■ SUPPLIED ENTRIES ■
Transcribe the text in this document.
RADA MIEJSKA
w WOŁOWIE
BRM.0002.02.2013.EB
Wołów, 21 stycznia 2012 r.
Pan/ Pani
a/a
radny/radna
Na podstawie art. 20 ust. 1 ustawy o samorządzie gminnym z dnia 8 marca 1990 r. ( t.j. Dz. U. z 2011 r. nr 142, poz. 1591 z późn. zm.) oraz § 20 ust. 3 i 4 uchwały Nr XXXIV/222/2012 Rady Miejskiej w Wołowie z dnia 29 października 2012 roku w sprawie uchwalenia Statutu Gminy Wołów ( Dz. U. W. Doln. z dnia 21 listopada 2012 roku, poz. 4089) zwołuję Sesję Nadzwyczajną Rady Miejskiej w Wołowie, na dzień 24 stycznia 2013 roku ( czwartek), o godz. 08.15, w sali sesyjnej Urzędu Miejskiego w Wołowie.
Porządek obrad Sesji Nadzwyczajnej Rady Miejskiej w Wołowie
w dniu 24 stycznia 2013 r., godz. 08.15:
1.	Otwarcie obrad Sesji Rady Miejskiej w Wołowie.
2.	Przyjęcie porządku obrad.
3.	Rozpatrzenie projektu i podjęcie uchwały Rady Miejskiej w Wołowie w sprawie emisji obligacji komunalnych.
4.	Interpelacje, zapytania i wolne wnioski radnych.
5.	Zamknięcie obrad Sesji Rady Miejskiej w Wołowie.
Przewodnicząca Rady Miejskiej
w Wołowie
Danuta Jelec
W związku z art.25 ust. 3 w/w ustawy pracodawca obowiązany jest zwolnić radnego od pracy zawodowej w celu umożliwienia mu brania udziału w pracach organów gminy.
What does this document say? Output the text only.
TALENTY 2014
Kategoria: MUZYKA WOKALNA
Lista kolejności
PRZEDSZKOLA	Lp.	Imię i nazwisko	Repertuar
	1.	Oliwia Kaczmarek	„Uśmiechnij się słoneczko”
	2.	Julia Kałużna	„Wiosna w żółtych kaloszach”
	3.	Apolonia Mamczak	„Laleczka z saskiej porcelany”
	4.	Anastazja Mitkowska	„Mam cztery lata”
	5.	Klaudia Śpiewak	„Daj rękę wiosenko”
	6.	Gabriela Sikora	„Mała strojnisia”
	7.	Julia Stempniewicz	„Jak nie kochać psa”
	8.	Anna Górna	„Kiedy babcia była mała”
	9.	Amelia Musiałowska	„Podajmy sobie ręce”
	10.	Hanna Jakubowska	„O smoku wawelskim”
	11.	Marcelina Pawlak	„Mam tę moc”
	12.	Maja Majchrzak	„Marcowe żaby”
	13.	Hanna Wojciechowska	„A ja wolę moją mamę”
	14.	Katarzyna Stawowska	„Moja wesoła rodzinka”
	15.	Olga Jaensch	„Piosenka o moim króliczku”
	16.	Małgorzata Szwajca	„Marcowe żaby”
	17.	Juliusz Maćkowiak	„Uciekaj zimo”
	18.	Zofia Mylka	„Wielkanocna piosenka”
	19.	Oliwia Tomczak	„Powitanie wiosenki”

■ EXERCISE ■
Your task is to collect every line above that contains the word "Miejskiej".

■ PROBLEM SOLUTION ■
Na podstawie art. 20 ust. 1 ustawy o samorządzie gminnym z dnia 8 marca 1990 r. ( t.j. Dz. U. z 2011 r. nr 142, poz. 1591 z późn. zm.) oraz § 20 ust. 3 i 4 uchwały Nr XXXIV/222/2012 Rady Miejskiej w Wołowie z dnia 29 października 2012 roku w sprawie uchwalenia Statutu Gminy Wołów ( Dz. U. W. Doln. z dnia 21 listopada 2012 roku, poz. 4089) zwołuję Sesję Nadzwyczajną Rady Miejskiej w Wołowie, na dzień 24 stycznia 2013 roku ( czwartek), o godz. 08.15, w sali sesyjnej Urzędu Miejskiego w Wołowie.
Porządek obrad Sesji Nadzwyczajnej Rady Miejskiej w Wołowie
1.	Otwarcie obrad Sesji Rady Miejskiej w Wołowie.
3.	Rozpatrzenie projektu i podjęcie uchwały Rady Miejskiej w Wołowie w sprawie emisji obligacji komunalnych.
5.	Zamknięcie obrad Sesji Rady Miejskiej w Wołowie.
Przewodnicząca Rady Miejskiej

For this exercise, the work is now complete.